● Problem: In the entries below, count every line with the word "name". Return only the count.
** begin Given records **
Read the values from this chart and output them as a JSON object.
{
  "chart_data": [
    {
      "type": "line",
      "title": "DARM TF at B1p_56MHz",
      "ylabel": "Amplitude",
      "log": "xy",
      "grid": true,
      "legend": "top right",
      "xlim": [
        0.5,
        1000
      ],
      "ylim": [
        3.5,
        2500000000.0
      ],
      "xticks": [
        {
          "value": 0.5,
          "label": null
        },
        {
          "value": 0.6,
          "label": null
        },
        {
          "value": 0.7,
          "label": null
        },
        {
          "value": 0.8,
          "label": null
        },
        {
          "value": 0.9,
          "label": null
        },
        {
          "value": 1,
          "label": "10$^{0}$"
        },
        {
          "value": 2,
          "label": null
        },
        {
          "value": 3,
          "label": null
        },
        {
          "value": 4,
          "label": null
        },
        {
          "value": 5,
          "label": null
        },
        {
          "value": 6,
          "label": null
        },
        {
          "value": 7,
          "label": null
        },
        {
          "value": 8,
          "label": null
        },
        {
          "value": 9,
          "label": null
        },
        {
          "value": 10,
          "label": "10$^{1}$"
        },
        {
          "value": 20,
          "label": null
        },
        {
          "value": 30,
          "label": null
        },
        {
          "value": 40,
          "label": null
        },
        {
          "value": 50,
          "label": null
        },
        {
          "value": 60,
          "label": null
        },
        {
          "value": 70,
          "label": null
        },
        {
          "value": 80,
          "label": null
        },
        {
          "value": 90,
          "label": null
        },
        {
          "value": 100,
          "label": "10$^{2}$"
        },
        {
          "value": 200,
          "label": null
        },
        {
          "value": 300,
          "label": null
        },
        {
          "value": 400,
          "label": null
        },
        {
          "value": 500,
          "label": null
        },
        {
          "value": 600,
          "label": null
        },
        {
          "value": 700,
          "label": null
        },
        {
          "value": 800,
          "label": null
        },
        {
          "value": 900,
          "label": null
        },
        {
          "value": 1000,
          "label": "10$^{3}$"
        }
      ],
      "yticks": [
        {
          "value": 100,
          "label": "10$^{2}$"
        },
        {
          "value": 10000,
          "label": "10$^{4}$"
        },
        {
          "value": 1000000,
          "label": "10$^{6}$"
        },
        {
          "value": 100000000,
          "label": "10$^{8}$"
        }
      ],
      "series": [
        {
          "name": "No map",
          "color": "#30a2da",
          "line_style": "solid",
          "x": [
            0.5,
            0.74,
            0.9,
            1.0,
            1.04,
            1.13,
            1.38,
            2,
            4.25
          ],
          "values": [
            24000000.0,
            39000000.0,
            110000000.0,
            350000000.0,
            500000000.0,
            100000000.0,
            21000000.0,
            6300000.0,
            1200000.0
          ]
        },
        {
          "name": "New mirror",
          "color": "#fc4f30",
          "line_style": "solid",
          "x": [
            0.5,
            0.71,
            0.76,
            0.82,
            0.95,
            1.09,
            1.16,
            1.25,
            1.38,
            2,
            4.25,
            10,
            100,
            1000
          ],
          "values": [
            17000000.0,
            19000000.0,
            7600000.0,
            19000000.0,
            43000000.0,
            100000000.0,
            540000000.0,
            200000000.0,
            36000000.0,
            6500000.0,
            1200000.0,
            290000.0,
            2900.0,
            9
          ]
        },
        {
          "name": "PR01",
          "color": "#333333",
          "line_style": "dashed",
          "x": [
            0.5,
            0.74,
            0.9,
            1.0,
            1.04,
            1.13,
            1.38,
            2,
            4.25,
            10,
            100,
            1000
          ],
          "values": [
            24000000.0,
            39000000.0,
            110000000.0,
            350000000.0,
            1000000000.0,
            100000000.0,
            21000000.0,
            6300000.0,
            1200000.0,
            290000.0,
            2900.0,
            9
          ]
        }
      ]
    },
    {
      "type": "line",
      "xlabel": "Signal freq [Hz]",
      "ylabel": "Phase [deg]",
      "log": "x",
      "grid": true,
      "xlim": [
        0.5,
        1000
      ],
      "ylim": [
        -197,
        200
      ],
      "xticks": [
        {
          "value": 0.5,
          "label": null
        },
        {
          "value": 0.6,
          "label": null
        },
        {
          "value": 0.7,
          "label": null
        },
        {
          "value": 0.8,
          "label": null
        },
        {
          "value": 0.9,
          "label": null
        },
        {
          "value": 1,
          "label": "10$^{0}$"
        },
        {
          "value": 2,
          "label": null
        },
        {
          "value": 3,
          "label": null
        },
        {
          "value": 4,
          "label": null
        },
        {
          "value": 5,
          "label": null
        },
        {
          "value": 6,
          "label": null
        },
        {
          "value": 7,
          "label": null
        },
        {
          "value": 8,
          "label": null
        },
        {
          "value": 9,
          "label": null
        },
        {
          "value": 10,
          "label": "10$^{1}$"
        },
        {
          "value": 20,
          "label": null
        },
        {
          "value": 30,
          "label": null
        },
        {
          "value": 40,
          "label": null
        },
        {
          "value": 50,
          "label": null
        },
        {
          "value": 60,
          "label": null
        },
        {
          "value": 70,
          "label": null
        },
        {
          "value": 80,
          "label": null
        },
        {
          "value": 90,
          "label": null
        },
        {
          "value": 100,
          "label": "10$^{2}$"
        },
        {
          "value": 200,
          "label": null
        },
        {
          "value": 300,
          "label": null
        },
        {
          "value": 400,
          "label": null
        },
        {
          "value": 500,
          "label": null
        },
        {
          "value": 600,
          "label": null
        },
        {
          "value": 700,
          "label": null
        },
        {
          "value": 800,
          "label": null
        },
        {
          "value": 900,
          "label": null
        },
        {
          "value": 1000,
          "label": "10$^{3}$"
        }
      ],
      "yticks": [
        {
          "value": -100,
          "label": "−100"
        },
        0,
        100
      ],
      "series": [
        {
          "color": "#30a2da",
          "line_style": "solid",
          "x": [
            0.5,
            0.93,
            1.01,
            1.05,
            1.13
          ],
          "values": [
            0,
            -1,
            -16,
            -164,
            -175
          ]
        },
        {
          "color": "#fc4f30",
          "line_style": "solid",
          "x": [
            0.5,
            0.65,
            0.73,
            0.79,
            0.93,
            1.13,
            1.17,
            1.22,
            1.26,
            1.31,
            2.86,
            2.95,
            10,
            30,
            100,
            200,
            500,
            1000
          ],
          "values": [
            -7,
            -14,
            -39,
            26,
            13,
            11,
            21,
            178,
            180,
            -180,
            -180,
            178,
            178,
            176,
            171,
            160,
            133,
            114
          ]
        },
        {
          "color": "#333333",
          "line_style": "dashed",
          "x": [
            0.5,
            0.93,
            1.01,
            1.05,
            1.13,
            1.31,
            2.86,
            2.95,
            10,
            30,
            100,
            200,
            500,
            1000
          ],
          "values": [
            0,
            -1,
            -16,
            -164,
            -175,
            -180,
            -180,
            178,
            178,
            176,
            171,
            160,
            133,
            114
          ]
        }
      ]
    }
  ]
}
** end Given records **
● Written response: 3